Identify all lines of the data containing the string "Convert" and copy them.
━━━━━ INPUT MATERIAL
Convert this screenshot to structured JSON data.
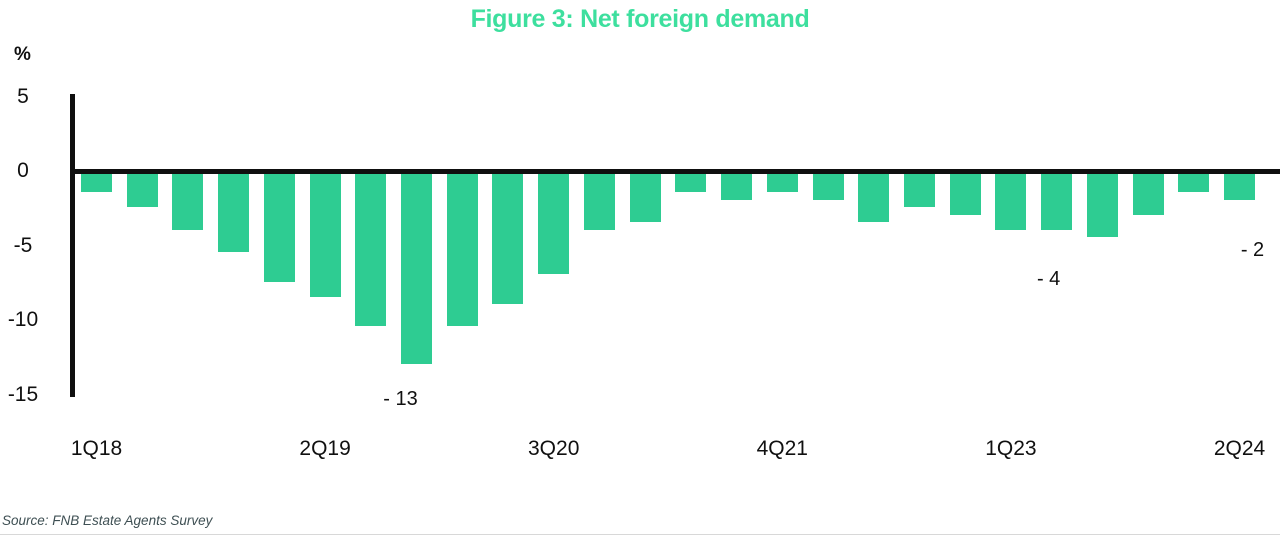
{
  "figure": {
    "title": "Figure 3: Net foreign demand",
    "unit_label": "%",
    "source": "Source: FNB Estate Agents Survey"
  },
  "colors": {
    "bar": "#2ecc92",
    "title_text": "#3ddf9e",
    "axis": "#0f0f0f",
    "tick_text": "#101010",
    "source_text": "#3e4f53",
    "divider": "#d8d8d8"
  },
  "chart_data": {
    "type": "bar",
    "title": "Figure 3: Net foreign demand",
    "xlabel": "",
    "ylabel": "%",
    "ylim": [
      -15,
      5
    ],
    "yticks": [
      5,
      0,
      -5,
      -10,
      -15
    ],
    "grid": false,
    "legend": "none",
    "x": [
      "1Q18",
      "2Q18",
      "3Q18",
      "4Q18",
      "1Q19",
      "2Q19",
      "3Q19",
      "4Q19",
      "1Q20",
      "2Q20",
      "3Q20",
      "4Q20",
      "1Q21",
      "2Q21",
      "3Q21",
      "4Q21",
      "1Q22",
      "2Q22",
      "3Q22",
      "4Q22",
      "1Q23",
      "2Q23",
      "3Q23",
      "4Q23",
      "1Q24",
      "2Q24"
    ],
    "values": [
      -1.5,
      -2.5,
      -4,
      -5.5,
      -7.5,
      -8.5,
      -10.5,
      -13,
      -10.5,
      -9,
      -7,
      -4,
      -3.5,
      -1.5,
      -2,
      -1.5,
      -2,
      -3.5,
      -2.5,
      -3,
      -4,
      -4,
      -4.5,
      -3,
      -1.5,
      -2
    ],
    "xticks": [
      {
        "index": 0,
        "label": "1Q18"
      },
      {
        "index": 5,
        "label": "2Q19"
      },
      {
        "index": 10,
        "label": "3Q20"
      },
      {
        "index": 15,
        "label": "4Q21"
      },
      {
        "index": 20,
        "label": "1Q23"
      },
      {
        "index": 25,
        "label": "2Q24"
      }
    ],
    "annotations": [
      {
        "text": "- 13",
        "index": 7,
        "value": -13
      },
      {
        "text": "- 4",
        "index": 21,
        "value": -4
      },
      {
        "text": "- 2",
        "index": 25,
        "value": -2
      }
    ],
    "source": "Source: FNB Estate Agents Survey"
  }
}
━━━━━━━━━━
━━━━━ INPUT MATERIAL
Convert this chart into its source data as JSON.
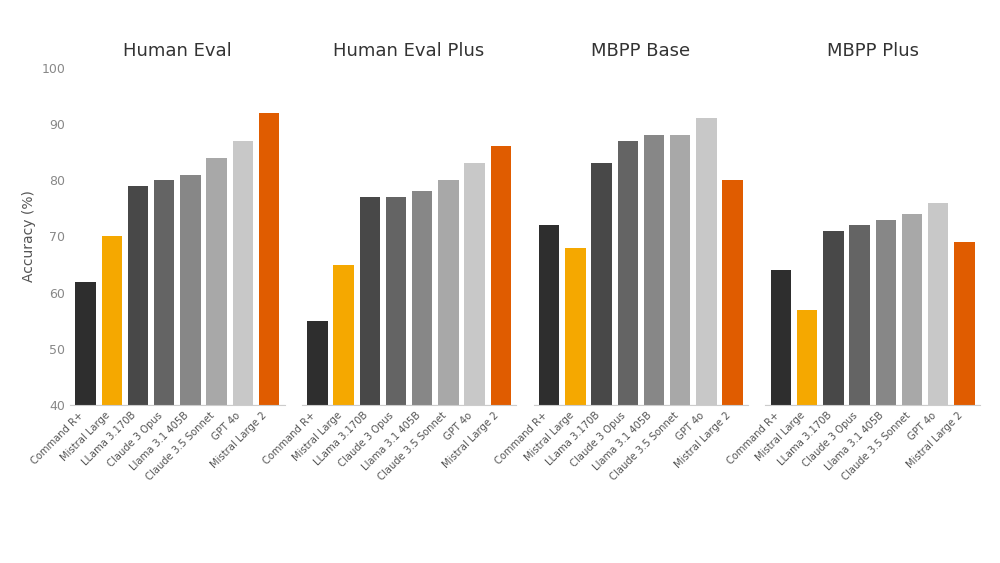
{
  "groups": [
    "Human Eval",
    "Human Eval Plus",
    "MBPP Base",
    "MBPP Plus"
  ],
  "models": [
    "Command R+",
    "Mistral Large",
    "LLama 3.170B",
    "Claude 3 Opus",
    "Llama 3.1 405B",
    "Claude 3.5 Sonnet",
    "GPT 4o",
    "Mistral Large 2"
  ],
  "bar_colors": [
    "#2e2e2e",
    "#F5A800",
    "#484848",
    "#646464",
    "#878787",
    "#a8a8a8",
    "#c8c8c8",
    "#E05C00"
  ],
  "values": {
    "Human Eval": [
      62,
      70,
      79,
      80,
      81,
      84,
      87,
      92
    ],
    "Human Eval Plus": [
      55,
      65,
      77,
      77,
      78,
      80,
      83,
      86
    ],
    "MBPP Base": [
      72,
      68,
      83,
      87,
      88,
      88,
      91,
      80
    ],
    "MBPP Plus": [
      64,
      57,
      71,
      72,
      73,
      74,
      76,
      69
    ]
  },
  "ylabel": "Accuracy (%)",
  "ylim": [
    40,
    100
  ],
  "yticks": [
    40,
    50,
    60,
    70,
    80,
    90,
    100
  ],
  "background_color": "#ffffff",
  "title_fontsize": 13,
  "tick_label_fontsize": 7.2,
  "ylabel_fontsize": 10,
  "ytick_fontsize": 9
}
━━━━━━━━━━
━━━━━ INPUT MATERIAL
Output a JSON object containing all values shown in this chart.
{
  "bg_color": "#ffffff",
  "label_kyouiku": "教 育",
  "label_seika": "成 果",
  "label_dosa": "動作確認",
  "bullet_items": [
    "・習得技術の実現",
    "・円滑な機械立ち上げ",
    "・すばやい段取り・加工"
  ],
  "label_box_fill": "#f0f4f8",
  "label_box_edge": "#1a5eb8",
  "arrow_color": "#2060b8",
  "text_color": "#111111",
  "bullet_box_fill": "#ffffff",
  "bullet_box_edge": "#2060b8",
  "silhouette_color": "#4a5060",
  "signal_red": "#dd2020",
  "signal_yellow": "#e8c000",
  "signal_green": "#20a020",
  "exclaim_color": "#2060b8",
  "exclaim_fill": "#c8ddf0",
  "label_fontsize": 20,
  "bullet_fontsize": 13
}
━━━━━━━━━━
▶ _CORRECT OUTPUT_:
Convert this screenshot to structured JSON data.
Convert this chart into its source data as JSON.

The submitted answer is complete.